**Work required:** Please work out how many lines in the records below include the word "scrollbar", and reply with that number only.

□ □ □

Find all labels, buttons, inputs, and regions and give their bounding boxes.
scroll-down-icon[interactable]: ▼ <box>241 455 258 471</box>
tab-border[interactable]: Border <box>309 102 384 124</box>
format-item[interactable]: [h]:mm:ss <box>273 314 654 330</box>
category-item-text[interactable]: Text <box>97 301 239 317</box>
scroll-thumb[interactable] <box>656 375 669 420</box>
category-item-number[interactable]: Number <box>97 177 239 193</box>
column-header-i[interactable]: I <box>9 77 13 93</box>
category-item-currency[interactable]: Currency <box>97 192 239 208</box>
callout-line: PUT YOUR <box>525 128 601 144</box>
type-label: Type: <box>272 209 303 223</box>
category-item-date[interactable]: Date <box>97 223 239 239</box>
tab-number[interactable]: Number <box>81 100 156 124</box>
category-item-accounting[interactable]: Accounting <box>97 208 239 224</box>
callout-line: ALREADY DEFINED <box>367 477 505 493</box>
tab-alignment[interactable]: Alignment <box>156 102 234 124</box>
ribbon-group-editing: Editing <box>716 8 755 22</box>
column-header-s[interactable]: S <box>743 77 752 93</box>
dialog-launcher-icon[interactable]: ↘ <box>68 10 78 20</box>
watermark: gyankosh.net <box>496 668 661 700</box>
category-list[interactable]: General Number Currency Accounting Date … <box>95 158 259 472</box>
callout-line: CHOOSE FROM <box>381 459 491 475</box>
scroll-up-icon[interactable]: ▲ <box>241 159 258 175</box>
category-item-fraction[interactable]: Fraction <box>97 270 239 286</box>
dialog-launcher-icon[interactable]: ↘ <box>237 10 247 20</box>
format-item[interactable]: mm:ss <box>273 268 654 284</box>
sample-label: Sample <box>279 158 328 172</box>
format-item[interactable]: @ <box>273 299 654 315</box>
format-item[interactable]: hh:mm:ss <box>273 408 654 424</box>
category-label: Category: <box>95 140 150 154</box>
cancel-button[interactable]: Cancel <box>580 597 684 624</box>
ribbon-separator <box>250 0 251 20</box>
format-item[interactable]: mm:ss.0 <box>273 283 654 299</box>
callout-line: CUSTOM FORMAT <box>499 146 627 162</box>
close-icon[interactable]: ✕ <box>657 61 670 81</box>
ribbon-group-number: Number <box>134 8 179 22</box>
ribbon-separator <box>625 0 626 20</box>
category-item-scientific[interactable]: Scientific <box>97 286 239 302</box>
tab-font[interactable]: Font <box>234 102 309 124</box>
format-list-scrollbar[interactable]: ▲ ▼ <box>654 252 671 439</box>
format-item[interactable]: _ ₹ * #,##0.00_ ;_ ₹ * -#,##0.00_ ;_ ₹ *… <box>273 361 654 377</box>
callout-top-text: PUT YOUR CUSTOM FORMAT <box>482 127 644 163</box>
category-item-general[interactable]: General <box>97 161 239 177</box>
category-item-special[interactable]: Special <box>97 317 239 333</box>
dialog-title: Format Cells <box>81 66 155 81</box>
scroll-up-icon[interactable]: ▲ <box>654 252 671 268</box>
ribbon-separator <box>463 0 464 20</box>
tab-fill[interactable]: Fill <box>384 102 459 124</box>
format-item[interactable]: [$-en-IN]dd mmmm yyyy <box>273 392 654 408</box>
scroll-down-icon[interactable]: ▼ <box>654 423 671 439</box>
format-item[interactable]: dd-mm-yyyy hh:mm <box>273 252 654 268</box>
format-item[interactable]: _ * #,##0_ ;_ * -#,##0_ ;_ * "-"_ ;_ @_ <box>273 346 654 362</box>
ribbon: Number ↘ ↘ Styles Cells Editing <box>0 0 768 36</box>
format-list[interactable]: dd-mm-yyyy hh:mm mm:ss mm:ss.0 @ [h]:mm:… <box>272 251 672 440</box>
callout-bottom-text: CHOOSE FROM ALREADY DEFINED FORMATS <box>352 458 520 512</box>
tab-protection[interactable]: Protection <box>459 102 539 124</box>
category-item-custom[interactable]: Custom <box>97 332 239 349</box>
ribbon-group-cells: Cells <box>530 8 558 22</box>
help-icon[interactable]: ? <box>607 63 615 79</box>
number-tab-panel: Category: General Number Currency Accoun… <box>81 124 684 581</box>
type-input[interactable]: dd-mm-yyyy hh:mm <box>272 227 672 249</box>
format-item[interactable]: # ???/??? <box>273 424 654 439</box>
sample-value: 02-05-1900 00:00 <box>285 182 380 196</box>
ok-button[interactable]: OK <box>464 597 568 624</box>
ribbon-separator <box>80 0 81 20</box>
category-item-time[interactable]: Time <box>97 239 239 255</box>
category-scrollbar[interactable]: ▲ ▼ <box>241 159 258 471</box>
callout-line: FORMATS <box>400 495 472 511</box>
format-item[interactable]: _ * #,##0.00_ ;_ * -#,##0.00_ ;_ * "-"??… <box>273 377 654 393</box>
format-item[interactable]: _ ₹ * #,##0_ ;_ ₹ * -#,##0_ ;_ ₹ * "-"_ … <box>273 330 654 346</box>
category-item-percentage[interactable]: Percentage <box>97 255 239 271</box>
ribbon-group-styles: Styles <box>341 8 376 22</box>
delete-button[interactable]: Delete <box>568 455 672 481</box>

□ □ □

**Response:** 2